### Aim of the exercise
All of the data must be written out verbatim, with pictures excluded.

Transcribed document page entries:
——————
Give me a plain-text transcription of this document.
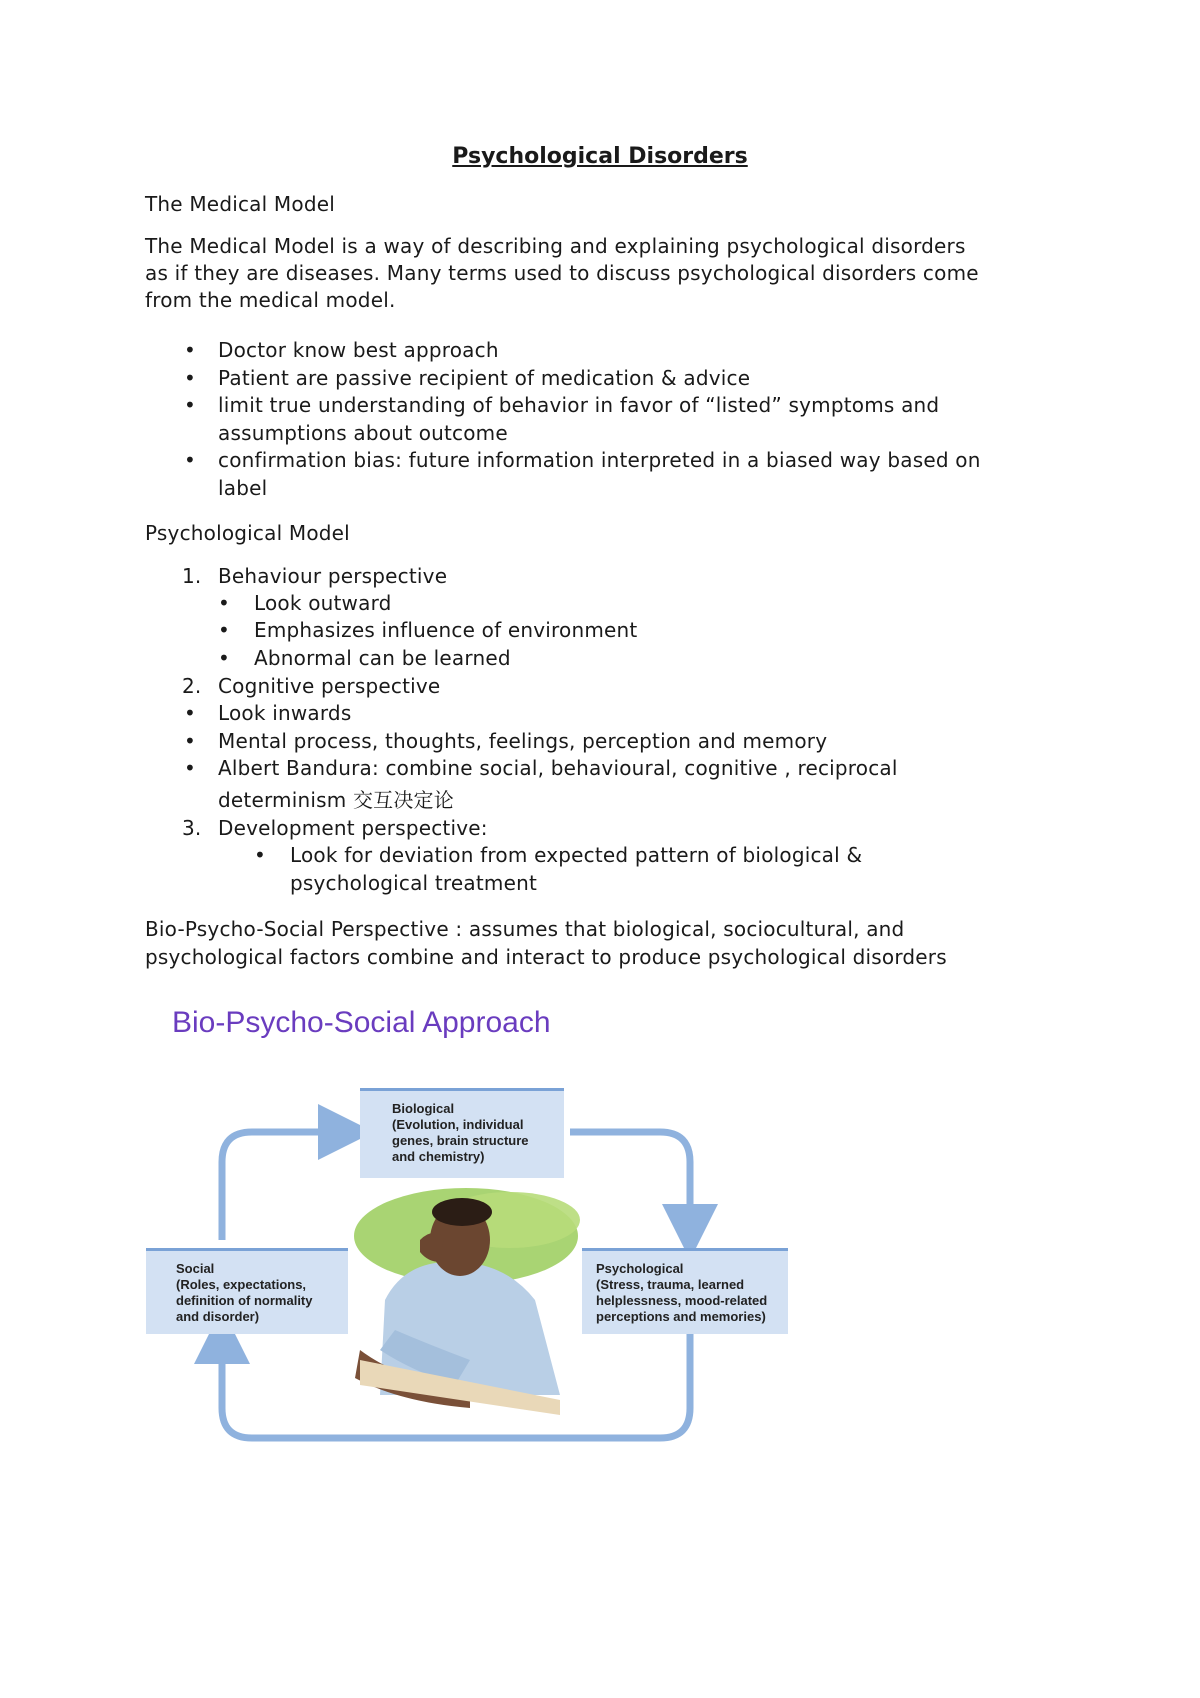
Psychological Disorders
The Medical Model
The Medical Model is a way of describing and explaining psychological disorders
as if they are diseases. Many terms used to discuss psychological disorders come
from the medical model.
• Doctor know best approach
• Patient are passive recipient of medication & advice
• limit true understanding of behavior in favor of “listed” symptoms and
assumptions about outcome
• confirmation bias: future information interpreted in a biased way based on
label
Psychological Model
1. Behaviour perspective
• Look outward
• Emphasizes influence of environment
• Abnormal can be learned
2. Cognitive perspective
• Look inwards
• Mental process, thoughts, feelings, perception and memory
• Albert Bandura: combine social, behavioural, cognitive , reciprocal
determinism 交互决定论
3. Development perspective:
• Look for deviation from expected pattern of biological &
psychological treatment
Bio-Psycho-Social Perspective : assumes that biological, sociocultural, and
psychological factors combine and interact to produce psychological disorders
Bio-Psycho-Social Approach
Biological
(Evolution, individual
genes, brain structure
and chemistry)
Social
(Roles, expectations,
definition of normality
and disorder)
Psychological
(Stress, trauma, learned
helplessness, mood-related
perceptions and memories)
——————
### Answer to this exercise
Give me a plain-text transcription of this document.
Psychological Disorders
The Medical Model
The Medical Model is a way of describing and explaining psychological disorders
as if they are diseases. Many terms used to discuss psychological disorders come
from the medical model.
• Doctor know best approach
• Patient are passive recipient of medication & advice
• limit true understanding of behavior in favor of “listed” symptoms and
assumptions about outcome
• confirmation bias: future information interpreted in a biased way based on
label
Psychological Model
1. Behaviour perspective
• Look outward
• Emphasizes influence of environment
• Abnormal can be learned
2. Cognitive perspective
• Look inwards
• Mental process, thoughts, feelings, perception and memory
• Albert Bandura: combine social, behavioural, cognitive , reciprocal
determinism 交互决定论
3. Development perspective:
• Look for deviation from expected pattern of biological &
psychological treatment
Bio-Psycho-Social Perspective : assumes that biological, sociocultural, and
psychological factors combine and interact to produce psychological disorders
Bio-Psycho-Social Approach
Biological
(Evolution, individual
genes, brain structure
and chemistry)
Social
(Roles, expectations,
definition of normality
and disorder)
Psychological
(Stress, trauma, learned
helplessness, mood-related
perceptions and memories)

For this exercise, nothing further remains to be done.